#### STUDY MATERIAL ####

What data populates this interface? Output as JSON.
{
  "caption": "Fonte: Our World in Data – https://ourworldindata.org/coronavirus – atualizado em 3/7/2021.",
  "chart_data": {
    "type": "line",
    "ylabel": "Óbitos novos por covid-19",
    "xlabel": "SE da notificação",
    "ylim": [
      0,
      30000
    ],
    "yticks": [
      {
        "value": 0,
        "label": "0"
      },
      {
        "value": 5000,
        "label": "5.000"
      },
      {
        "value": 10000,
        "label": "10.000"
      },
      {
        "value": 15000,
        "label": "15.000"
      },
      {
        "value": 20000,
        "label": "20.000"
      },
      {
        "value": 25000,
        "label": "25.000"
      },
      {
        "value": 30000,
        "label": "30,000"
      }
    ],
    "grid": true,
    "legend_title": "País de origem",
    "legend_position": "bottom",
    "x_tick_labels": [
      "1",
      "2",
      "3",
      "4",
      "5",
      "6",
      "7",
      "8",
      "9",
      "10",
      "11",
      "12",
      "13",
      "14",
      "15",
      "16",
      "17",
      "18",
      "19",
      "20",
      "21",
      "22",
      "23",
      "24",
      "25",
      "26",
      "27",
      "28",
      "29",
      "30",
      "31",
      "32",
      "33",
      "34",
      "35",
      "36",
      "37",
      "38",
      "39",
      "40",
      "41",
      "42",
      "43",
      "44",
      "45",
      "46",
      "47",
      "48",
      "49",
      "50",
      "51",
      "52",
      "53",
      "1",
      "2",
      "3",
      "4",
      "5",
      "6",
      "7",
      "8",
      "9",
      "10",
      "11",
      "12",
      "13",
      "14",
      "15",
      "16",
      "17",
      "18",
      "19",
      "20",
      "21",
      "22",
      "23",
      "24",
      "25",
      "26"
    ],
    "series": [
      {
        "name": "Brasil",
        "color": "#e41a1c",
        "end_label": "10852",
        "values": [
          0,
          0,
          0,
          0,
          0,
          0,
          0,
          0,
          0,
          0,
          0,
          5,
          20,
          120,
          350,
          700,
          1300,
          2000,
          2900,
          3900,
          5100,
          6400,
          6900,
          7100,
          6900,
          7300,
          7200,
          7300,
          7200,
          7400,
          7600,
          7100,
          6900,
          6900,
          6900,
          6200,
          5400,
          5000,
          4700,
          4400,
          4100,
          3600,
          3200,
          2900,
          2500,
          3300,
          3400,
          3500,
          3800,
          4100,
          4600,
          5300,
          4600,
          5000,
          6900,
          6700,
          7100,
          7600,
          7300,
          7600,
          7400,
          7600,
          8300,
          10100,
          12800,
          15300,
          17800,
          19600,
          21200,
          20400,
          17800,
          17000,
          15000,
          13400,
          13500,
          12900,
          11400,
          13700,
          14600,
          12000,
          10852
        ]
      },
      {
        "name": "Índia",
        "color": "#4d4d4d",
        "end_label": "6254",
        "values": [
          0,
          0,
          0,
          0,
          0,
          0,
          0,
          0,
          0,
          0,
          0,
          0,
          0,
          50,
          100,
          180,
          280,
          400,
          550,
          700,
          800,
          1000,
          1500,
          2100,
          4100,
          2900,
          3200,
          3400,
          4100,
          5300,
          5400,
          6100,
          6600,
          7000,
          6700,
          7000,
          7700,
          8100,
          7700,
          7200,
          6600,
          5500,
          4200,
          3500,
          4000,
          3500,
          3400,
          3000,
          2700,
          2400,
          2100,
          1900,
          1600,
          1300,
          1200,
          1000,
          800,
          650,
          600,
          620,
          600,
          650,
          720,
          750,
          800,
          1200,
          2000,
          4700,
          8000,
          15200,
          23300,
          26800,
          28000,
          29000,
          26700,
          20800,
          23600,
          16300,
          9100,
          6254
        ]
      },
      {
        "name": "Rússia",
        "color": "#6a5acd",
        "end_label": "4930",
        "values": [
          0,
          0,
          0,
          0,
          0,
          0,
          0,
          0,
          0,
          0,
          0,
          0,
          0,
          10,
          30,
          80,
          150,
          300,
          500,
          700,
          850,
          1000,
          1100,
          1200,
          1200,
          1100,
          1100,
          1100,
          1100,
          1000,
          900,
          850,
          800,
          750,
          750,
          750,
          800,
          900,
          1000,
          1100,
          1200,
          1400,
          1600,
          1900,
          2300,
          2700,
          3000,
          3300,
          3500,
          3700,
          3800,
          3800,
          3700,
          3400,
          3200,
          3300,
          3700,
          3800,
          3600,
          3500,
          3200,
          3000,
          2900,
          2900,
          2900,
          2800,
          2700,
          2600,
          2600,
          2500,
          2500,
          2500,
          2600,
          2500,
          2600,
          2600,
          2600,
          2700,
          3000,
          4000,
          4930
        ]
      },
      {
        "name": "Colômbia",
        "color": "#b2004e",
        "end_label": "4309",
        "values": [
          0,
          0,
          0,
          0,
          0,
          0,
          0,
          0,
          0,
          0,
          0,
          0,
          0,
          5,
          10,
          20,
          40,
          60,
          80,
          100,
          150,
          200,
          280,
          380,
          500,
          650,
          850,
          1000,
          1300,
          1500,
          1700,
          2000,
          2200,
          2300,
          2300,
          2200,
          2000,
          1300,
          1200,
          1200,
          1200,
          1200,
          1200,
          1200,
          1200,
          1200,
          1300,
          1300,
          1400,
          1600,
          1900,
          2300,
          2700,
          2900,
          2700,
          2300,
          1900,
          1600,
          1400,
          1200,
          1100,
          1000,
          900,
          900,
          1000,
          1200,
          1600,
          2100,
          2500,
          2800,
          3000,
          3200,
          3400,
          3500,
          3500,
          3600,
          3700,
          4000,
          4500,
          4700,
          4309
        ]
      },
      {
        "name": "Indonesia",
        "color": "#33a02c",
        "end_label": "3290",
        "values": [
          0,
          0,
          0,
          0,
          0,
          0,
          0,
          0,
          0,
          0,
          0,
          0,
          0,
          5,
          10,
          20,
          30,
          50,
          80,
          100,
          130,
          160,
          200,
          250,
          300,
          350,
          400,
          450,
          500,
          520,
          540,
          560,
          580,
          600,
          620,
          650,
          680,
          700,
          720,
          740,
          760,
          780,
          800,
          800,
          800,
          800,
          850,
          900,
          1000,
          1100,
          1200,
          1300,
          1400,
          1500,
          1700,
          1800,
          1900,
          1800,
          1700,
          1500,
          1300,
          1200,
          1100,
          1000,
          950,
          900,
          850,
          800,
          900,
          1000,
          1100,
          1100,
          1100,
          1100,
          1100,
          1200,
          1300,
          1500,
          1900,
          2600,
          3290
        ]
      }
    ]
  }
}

####

• _WHAT YOU NEED TO DO_
Search the entries for "name" and copy each matching line.

• _YOUR RESPONSE_
        "name": "Brasil",
        "name": "Índia",
        "name": "Rússia",
        "name": "Colômbia",
        "name": "Indonesia",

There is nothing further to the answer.